• [WHAT THIS EXERCISE ASKS]:
(A) In the passage on elastomers and O-ring seals, which loads decisively determine the service life of rubber elastic O-rings?
(B) Extend the passage on elastomers and O-ring seals with one more paragraph that picks up after its final sentence.

• [SELECTED EXCERPT]:
-----

Elastomers are wide-meshed, temperature stable, cross-linked polymers which do not become liquid from a low 20.degree. C. up to the temperature region of chemical decomposition, but can be reversibly deformed in a rubber elastic manner, in a manner that is to a large extent independent of temperature.
A body is elastic if, after a forced deforming, it re-assumes its original shape relatively rapidly (e.g. a metal spring). A body which maintains its deformation is plastic or viscous (e.g. kneaded rubber). A viscoelastic body is both at the same time. It is characteristic of viscoelastic behavior that when springing back, the original state is reached not immediately after release, but only gradually, depending upon the conditions.
This property is characteristic of rubber elastic O-ring seals. Just like deformability, elasticity is dependent upon temperature and primarily upon the chronological course of the deformation process. Temperature load, temperature change load, pressure load, and pressure change load decisively determine the service life of rubber elastic O-rings.

-----

• [DATA LISTING]:
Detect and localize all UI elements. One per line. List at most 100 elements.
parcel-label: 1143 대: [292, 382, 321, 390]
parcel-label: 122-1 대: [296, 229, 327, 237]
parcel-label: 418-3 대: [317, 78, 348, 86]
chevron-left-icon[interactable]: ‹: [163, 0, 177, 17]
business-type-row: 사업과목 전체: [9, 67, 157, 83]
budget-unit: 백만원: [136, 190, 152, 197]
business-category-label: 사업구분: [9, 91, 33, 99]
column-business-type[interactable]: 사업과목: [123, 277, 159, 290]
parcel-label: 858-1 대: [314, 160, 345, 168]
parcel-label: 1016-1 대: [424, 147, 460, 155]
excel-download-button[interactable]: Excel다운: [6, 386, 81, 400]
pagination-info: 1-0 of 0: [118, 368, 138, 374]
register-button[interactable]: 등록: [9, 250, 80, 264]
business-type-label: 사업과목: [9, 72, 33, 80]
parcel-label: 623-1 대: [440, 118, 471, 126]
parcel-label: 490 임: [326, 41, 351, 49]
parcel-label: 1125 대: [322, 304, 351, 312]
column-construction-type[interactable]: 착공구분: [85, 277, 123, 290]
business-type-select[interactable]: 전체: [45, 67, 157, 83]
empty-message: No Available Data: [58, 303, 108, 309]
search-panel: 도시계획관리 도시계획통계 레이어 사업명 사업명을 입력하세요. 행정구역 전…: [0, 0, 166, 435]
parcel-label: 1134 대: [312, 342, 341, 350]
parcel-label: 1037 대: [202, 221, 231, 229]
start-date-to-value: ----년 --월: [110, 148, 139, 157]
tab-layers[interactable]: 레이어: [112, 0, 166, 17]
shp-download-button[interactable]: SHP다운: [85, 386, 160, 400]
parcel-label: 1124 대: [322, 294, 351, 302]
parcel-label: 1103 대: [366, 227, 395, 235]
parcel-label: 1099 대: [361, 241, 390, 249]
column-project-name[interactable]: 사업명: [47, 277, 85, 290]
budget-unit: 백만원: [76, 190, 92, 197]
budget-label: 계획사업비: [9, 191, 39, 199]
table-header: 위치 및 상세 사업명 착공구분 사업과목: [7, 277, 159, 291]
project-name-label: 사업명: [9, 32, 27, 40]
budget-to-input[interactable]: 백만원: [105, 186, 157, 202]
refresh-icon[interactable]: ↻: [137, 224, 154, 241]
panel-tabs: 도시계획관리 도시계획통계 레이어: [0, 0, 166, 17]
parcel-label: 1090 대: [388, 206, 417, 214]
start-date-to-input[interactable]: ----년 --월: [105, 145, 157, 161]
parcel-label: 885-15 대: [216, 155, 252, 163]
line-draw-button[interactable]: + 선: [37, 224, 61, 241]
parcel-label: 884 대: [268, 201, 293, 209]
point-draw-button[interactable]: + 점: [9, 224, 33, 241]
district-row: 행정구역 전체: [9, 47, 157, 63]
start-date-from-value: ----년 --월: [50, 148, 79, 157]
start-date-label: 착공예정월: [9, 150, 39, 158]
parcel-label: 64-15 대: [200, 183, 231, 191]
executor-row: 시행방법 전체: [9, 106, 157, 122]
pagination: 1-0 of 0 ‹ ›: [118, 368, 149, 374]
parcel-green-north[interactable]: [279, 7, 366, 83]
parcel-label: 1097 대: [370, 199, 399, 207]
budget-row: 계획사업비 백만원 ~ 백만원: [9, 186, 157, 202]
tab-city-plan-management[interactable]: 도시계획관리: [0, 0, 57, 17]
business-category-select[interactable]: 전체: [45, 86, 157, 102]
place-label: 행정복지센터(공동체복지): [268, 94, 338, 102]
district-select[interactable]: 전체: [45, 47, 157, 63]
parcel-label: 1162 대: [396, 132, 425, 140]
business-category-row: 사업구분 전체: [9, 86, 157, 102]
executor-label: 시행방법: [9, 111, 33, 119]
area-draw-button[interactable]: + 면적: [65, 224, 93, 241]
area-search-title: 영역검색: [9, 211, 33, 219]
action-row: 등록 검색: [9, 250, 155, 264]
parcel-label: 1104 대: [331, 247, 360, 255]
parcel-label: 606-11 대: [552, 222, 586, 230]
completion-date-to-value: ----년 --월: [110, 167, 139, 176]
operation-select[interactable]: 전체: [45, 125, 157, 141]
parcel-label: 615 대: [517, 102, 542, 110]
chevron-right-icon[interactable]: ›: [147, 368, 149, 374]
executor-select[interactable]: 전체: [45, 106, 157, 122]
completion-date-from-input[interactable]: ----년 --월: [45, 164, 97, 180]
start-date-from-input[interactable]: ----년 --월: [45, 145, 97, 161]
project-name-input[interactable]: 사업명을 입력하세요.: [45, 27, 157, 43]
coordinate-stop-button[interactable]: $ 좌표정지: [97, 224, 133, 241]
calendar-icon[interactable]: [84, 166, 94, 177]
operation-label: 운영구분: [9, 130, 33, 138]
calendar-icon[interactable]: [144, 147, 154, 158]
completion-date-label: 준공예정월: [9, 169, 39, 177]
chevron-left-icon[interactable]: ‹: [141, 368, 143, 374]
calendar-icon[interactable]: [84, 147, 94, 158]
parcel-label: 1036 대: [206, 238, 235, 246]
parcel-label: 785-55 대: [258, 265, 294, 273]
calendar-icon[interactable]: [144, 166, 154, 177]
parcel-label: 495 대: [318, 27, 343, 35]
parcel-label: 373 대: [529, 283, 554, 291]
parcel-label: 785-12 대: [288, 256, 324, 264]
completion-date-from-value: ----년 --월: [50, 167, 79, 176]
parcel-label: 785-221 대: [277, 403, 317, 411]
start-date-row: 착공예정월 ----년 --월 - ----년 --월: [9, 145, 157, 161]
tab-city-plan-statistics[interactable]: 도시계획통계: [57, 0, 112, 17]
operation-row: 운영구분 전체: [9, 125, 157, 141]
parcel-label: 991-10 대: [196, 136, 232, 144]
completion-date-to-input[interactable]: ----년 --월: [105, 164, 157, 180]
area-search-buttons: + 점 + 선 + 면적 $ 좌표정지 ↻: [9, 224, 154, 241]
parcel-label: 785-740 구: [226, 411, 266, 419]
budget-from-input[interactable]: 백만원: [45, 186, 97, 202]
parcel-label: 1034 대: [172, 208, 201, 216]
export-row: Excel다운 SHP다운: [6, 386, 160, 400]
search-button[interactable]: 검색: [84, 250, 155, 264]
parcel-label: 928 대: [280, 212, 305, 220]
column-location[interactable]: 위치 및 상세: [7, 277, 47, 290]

-----

• [SOLVED PROBLEMS]:
(A) Temperature load, temperature change load, pressure load, and pressure change load.

(B)
As described above, their use for sealing pressure measuring cells and housings is already problematic at average pressures if relative movements of the parts to be sealed occur (membrane/pressure measuring cell and housing). This kind of relative movements can be caused by temperature change in combination with differing thermal expansion coefficients of the parts to be sealed and by pressure changes which lead to undesirable movements (axial and radial) of the membrane surface or pressure measuring cell surface in its edge region, (e.g. in the region of the seal, see German Patent Application P 44 16 978.7). This movement is the greatest at the membrane edge and is particularly critical in the case of capacitive pressure measurement devices without pressure averagers, which devices have a relatively thick ceramic membrane. The magnitude of this movement is a function of the pressure, the membrane diameter, the inner diameter of the spacer, the thickness of the pressure measuring cell (even the base body, which is quite stable, has a deflection), as well as the mechanical properties of the membrane, spacer, and base body. Especially when employed in the food industry, the use of relatively soft rubber elastic O-ring seals is problematic due to the high temperature shock load. In principle, harder seals can in fact also be used, which as a rule also have a better chemical resistance, but then, a stronger O-ring must be used, which impairs frontal flushness (larger dead space) and constitutes a larger abrasion surface for abrasive mediums.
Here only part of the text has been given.